*** Opening Exercise inputs ***
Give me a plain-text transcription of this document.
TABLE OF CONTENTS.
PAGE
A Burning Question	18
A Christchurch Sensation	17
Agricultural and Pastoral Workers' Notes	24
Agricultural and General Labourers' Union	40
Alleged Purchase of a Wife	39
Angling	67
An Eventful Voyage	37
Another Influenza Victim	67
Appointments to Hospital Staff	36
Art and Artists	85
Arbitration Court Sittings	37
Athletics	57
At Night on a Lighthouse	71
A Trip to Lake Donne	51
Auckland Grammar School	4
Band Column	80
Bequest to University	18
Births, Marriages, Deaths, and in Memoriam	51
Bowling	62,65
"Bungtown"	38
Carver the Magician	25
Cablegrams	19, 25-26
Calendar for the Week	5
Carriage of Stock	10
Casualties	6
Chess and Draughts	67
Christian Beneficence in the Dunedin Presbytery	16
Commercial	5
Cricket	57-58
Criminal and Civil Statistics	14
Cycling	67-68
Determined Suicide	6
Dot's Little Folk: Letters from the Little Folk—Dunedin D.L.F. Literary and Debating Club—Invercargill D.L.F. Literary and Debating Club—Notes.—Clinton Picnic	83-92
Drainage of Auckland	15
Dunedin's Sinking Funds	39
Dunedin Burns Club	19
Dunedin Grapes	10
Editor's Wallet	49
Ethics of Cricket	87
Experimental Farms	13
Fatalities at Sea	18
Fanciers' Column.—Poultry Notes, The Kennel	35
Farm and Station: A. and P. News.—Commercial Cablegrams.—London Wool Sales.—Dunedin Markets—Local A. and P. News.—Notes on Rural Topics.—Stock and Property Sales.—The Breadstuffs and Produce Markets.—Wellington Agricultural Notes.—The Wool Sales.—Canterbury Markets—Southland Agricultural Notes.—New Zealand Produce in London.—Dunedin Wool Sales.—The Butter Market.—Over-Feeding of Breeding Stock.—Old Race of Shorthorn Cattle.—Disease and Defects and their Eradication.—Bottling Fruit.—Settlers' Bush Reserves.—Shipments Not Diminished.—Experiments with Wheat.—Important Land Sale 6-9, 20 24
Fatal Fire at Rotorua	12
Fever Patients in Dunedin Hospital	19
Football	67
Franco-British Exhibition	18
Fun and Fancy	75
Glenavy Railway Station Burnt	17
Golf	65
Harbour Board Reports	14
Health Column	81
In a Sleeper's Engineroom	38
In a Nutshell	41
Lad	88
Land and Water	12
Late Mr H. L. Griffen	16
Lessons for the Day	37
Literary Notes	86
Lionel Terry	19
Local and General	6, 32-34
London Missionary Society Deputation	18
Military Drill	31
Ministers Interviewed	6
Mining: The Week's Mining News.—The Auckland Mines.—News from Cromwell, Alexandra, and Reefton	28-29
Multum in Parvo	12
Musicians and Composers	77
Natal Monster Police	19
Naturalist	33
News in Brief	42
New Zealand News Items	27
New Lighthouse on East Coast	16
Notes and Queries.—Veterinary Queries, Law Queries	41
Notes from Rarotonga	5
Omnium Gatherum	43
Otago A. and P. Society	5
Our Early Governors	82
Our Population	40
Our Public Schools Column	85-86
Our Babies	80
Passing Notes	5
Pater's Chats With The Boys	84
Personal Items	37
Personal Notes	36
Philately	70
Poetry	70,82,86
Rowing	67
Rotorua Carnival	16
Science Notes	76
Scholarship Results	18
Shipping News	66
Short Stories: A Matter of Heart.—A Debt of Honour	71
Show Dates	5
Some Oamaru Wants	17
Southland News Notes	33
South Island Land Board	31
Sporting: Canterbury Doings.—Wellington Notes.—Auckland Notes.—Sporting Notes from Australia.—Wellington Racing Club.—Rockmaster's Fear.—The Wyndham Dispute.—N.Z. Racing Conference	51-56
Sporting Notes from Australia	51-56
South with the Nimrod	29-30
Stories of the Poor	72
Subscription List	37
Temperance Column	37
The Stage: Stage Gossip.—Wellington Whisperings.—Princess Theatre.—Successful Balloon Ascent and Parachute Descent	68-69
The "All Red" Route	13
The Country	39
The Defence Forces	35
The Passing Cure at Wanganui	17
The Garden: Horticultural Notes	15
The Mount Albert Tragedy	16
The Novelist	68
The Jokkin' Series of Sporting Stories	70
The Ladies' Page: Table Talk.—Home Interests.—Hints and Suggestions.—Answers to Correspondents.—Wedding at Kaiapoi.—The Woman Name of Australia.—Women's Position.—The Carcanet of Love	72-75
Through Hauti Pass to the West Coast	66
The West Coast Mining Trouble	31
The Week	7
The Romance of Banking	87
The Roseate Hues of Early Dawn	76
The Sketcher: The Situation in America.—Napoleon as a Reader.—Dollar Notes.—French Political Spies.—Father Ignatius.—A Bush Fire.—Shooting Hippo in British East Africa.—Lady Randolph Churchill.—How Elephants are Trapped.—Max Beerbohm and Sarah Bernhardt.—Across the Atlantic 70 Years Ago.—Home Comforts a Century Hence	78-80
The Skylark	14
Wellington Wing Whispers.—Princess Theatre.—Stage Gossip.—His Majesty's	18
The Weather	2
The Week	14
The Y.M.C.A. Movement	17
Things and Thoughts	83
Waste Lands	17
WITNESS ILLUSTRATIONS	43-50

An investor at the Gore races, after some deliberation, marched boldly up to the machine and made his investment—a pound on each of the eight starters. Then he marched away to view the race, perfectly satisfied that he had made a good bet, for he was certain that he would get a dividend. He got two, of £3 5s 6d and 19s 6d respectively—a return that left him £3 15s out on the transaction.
*** Closing Exercise inputs ***
- [Required action]: Lines with the word "Passing" in them: report all of these from the listing above.

- [Task solution]:
Passing Notes	5
The Passing Cure at Wanganui	17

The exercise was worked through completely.